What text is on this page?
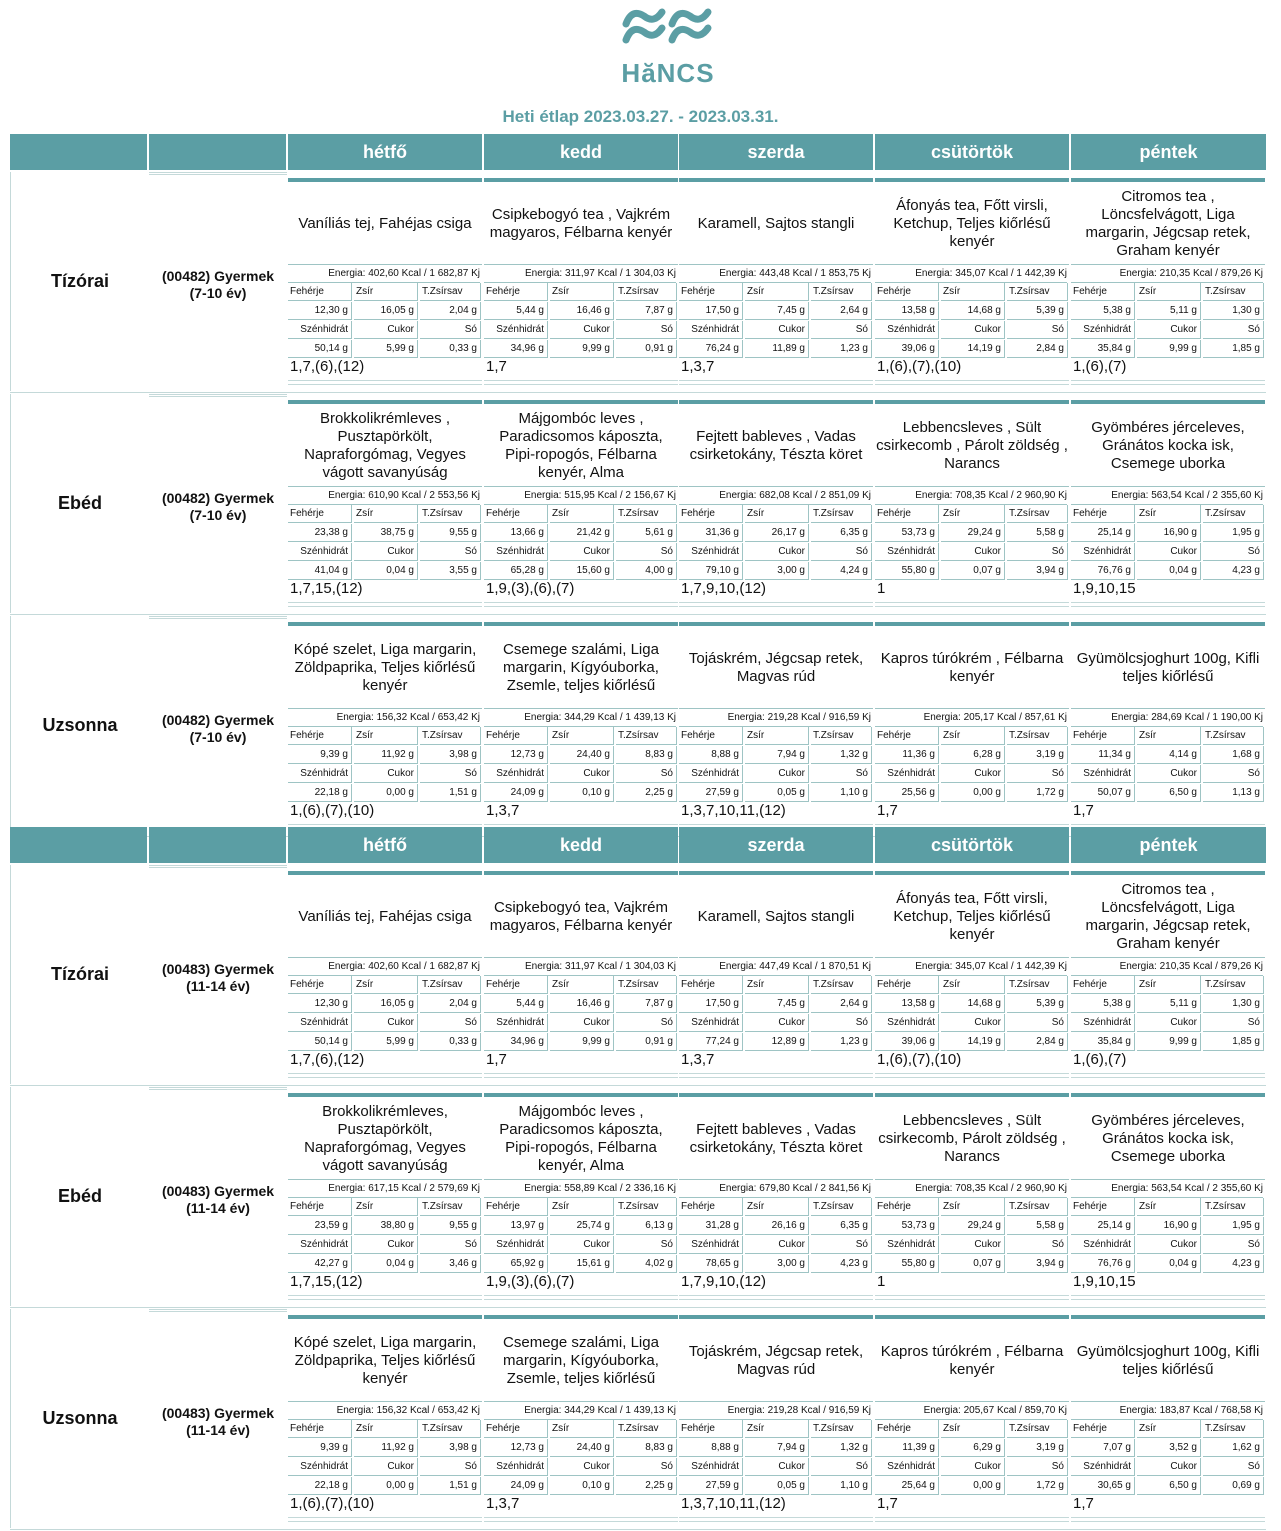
HăNCS
Heti étlap 2023.03.27. - 2023.03.31.
hétfő	kedd	szerda	csütörtök	péntek
Tízórai	(00482) Gyermek
(7-10 év)
Vaníliás tej, Fahéjas csiga
Energia: 402,60 Kcal / 1 682,87 Kj
Fehérje	Zsír	T.Zsírsav
12,30 g	16,05 g	2,04 g
Szénhidrát	Cukor	Só
50,14 g	5,99 g	0,33 g
1,7,(6),(12)
Csipkebogyó tea , Vajkrém magyaros, Félbarna kenyér
Energia: 311,97 Kcal / 1 304,03 Kj
Fehérje	Zsír	T.Zsírsav
5,44 g	16,46 g	7,87 g
Szénhidrát	Cukor	Só
34,96 g	9,99 g	0,91 g
1,7
Karamell, Sajtos stangli
Energia: 443,48 Kcal / 1 853,75 Kj
Fehérje	Zsír	T.Zsírsav
17,50 g	7,45 g	2,64 g
Szénhidrát	Cukor	Só
76,24 g	11,89 g	1,23 g
1,3,7
Áfonyás tea, Főtt virsli, Ketchup, Teljes kiőrlésű kenyér
Energia: 345,07 Kcal / 1 442,39 Kj
Fehérje	Zsír	T.Zsírsav
13,58 g	14,68 g	5,39 g
Szénhidrát	Cukor	Só
39,06 g	14,19 g	2,84 g
1,(6),(7),(10)
Citromos tea , Löncsfelvágott, Liga margarin, Jégcsap retek, Graham kenyér
Energia: 210,35 Kcal / 879,26 Kj
Fehérje	Zsír	T.Zsírsav
5,38 g	5,11 g	1,30 g
Szénhidrát	Cukor	Só
35,84 g	9,99 g	1,85 g
1,(6),(7)
Ebéd	(00482) Gyermek
(7-10 év)
Brokkolikrémleves , Pusztapörkölt, Napraforgómag, Vegyes vágott savanyúság
Energia: 610,90 Kcal / 2 553,56 Kj
Fehérje	Zsír	T.Zsírsav
23,38 g	38,75 g	9,55 g
Szénhidrát	Cukor	Só
41,04 g	0,04 g	3,55 g
1,7,15,(12)
Májgombóc leves , Paradicsomos káposzta, Pipi-ropogós, Félbarna kenyér, Alma
Energia: 515,95 Kcal / 2 156,67 Kj
Fehérje	Zsír	T.Zsírsav
13,66 g	21,42 g	5,61 g
Szénhidrát	Cukor	Só
65,28 g	15,60 g	4,00 g
1,9,(3),(6),(7)
Fejtett bableves , Vadas csirketokány, Tészta köret
Energia: 682,08 Kcal / 2 851,09 Kj
Fehérje	Zsír	T.Zsírsav
31,36 g	26,17 g	6,35 g
Szénhidrát	Cukor	Só
79,10 g	3,00 g	4,24 g
1,7,9,10,(12)
Lebbencsleves , Sült csirkecomb , Párolt zöldség , Narancs
Energia: 708,35 Kcal / 2 960,90 Kj
Fehérje	Zsír	T.Zsírsav
53,73 g	29,24 g	5,58 g
Szénhidrát	Cukor	Só
55,80 g	0,07 g	3,94 g
1
Gyömbéres jérceleves, Gránátos kocka isk, Csemege uborka
Energia: 563,54 Kcal / 2 355,60 Kj
Fehérje	Zsír	T.Zsírsav
25,14 g	16,90 g	1,95 g
Szénhidrát	Cukor	Só
76,76 g	0,04 g	4,23 g
1,9,10,15
Uzsonna	(00482) Gyermek
(7-10 év)
Kópé szelet, Liga margarin, Zöldpaprika, Teljes kiőrlésű kenyér
Energia: 156,32 Kcal / 653,42 Kj
Fehérje	Zsír	T.Zsírsav
9,39 g	11,92 g	3,98 g
Szénhidrát	Cukor	Só
22,18 g	0,00 g	1,51 g
1,(6),(7),(10)
Csemege szalámi, Liga margarin, Kígyóuborka, Zsemle, teljes kiőrlésű
Energia: 344,29 Kcal / 1 439,13 Kj
Fehérje	Zsír	T.Zsírsav
12,73 g	24,40 g	8,83 g
Szénhidrát	Cukor	Só
24,09 g	0,10 g	2,25 g
1,3,7
Tojáskrém, Jégcsap retek, Magvas rúd
Energia: 219,28 Kcal / 916,59 Kj
Fehérje	Zsír	T.Zsírsav
8,88 g	7,94 g	1,32 g
Szénhidrát	Cukor	Só
27,59 g	0,05 g	1,10 g
1,3,7,10,11,(12)
Kapros túrókrém , Félbarna kenyér
Energia: 205,17 Kcal / 857,61 Kj
Fehérje	Zsír	T.Zsírsav
11,36 g	6,28 g	3,19 g
Szénhidrát	Cukor	Só
25,56 g	0,00 g	1,72 g
1,7
Gyümölcsjoghurt 100g, Kifli teljes kiőrlésű
Energia: 284,69 Kcal / 1 190,00 Kj
Fehérje	Zsír	T.Zsírsav
11,34 g	4,14 g	1,68 g
Szénhidrát	Cukor	Só
50,07 g	6,50 g	1,13 g
1,7
hétfő	kedd	szerda	csütörtök	péntek
Tízórai	(00483) Gyermek
(11-14 év)
Vaníliás tej, Fahéjas csiga
Energia: 402,60 Kcal / 1 682,87 Kj
Fehérje	Zsír	T.Zsírsav
12,30 g	16,05 g	2,04 g
Szénhidrát	Cukor	Só
50,14 g	5,99 g	0,33 g
1,7,(6),(12)
Csipkebogyó tea, Vajkrém magyaros, Félbarna kenyér
Energia: 311,97 Kcal / 1 304,03 Kj
Fehérje	Zsír	T.Zsírsav
5,44 g	16,46 g	7,87 g
Szénhidrát	Cukor	Só
34,96 g	9,99 g	0,91 g
1,7
Karamell, Sajtos stangli
Energia: 447,49 Kcal / 1 870,51 Kj
Fehérje	Zsír	T.Zsírsav
17,50 g	7,45 g	2,64 g
Szénhidrát	Cukor	Só
77,24 g	12,89 g	1,23 g
1,3,7
Áfonyás tea, Főtt virsli, Ketchup, Teljes kiőrlésű kenyér
Energia: 345,07 Kcal / 1 442,39 Kj
Fehérje	Zsír	T.Zsírsav
13,58 g	14,68 g	5,39 g
Szénhidrát	Cukor	Só
39,06 g	14,19 g	2,84 g
1,(6),(7),(10)
Citromos tea , Löncsfelvágott, Liga margarin, Jégcsap retek, Graham kenyér
Energia: 210,35 Kcal / 879,26 Kj
Fehérje	Zsír	T.Zsírsav
5,38 g	5,11 g	1,30 g
Szénhidrát	Cukor	Só
35,84 g	9,99 g	1,85 g
1,(6),(7)
Ebéd	(00483) Gyermek
(11-14 év)
Brokkolikrémleves, Pusztapörkölt, Napraforgómag, Vegyes vágott savanyúság
Energia: 617,15 Kcal / 2 579,69 Kj
Fehérje	Zsír	T.Zsírsav
23,59 g	38,80 g	9,55 g
Szénhidrát	Cukor	Só
42,27 g	0,04 g	3,46 g
1,7,15,(12)
Májgombóc leves , Paradicsomos káposzta, Pipi-ropogós, Félbarna kenyér, Alma
Energia: 558,89 Kcal / 2 336,16 Kj
Fehérje	Zsír	T.Zsírsav
13,97 g	25,74 g	6,13 g
Szénhidrát	Cukor	Só
65,92 g	15,61 g	4,02 g
1,9,(3),(6),(7)
Fejtett bableves , Vadas csirketokány, Tészta köret
Energia: 679,80 Kcal / 2 841,56 Kj
Fehérje	Zsír	T.Zsírsav
31,28 g	26,16 g	6,35 g
Szénhidrát	Cukor	Só
78,65 g	3,00 g	4,23 g
1,7,9,10,(12)
Lebbencsleves , Sült csirkecomb, Párolt zöldség , Narancs
Energia: 708,35 Kcal / 2 960,90 Kj
Fehérje	Zsír	T.Zsírsav
53,73 g	29,24 g	5,58 g
Szénhidrát	Cukor	Só
55,80 g	0,07 g	3,94 g
1
Gyömbéres jérceleves, Gránátos kocka isk, Csemege uborka
Energia: 563,54 Kcal / 2 355,60 Kj
Fehérje	Zsír	T.Zsírsav
25,14 g	16,90 g	1,95 g
Szénhidrát	Cukor	Só
76,76 g	0,04 g	4,23 g
1,9,10,15
Uzsonna	(00483) Gyermek
(11-14 év)
Kópé szelet, Liga margarin, Zöldpaprika, Teljes kiőrlésű kenyér
Energia: 156,32 Kcal / 653,42 Kj
Fehérje	Zsír	T.Zsírsav
9,39 g	11,92 g	3,98 g
Szénhidrát	Cukor	Só
22,18 g	0,00 g	1,51 g
1,(6),(7),(10)
Csemege szalámi, Liga margarin, Kígyóuborka, Zsemle, teljes kiőrlésű
Energia: 344,29 Kcal / 1 439,13 Kj
Fehérje	Zsír	T.Zsírsav
12,73 g	24,40 g	8,83 g
Szénhidrát	Cukor	Só
24,09 g	0,10 g	2,25 g
1,3,7
Tojáskrém, Jégcsap retek, Magvas rúd
Energia: 219,28 Kcal / 916,59 Kj
Fehérje	Zsír	T.Zsírsav
8,88 g	7,94 g	1,32 g
Szénhidrát	Cukor	Só
27,59 g	0,05 g	1,10 g
1,3,7,10,11,(12)
Kapros túrókrém , Félbarna kenyér
Energia: 205,67 Kcal / 859,70 Kj
Fehérje	Zsír	T.Zsírsav
11,39 g	6,29 g	3,19 g
Szénhidrát	Cukor	Só
25,64 g	0,00 g	1,72 g
1,7
Gyümölcsjoghurt 100g, Kifli teljes kiőrlésű
Energia: 183,87 Kcal / 768,58 Kj
Fehérje	Zsír	T.Zsírsav
7,07 g	3,52 g	1,62 g
Szénhidrát	Cukor	Só
30,65 g	6,50 g	0,69 g
1,7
◆ ◆ ◆ ◆
Tell how many lines of the records above hold the string "Tízórai". Give no other text.

- **Solution**
2